• **WORK INSTRUCTIONS**:
Pictures in the records should not be copied, but every other part must be repeated exactly.

Data items
:::::

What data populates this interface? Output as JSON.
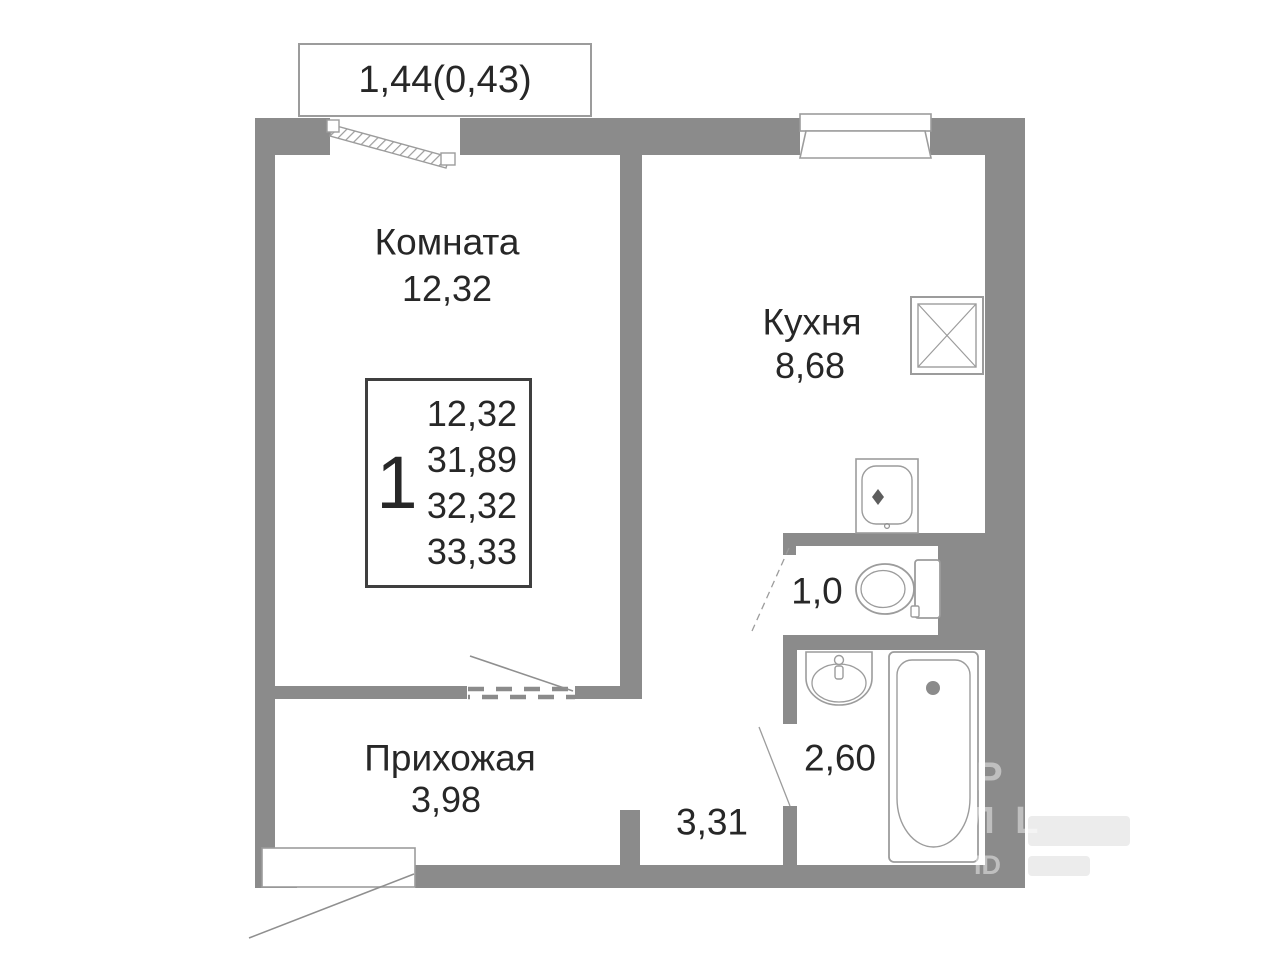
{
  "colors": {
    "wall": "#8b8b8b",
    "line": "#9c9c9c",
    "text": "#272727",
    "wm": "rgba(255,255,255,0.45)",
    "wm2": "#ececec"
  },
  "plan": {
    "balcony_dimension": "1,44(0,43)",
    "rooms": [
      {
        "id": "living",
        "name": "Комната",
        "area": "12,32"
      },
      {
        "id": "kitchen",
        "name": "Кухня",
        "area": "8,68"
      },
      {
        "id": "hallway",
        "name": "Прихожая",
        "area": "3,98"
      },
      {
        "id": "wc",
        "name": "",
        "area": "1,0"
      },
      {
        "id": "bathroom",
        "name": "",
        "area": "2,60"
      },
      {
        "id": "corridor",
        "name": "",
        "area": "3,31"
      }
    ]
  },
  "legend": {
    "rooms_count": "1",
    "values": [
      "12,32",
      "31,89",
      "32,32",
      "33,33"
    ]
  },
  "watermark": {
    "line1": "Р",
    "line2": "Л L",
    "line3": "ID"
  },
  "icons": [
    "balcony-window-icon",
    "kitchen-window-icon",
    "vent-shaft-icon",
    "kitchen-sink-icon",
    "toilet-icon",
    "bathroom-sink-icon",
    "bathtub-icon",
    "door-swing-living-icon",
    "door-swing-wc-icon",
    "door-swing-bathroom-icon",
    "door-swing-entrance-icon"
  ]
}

:::::

• **SOLUTION FOR THIS PROBLEM**:
What data populates this interface? Output as JSON.
{
  "colors": {
    "wall": "#8b8b8b",
    "line": "#9c9c9c",
    "text": "#272727",
    "wm": "rgba(255,255,255,0.45)",
    "wm2": "#ececec"
  },
  "plan": {
    "balcony_dimension": "1,44(0,43)",
    "rooms": [
      {
        "id": "living",
        "name": "Комната",
        "area": "12,32"
      },
      {
        "id": "kitchen",
        "name": "Кухня",
        "area": "8,68"
      },
      {
        "id": "hallway",
        "name": "Прихожая",
        "area": "3,98"
      },
      {
        "id": "wc",
        "name": "",
        "area": "1,0"
      },
      {
        "id": "bathroom",
        "name": "",
        "area": "2,60"
      },
      {
        "id": "corridor",
        "name": "",
        "area": "3,31"
      }
    ]
  },
  "legend": {
    "rooms_count": "1",
    "values": [
      "12,32",
      "31,89",
      "32,32",
      "33,33"
    ]
  },
  "watermark": {
    "line1": "Р",
    "line2": "Л L",
    "line3": "ID"
  },
  "icons": [
    "balcony-window-icon",
    "kitchen-window-icon",
    "vent-shaft-icon",
    "kitchen-sink-icon",
    "toilet-icon",
    "bathroom-sink-icon",
    "bathtub-icon",
    "door-swing-living-icon",
    "door-swing-wc-icon",
    "door-swing-bathroom-icon",
    "door-swing-entrance-icon"
  ]
}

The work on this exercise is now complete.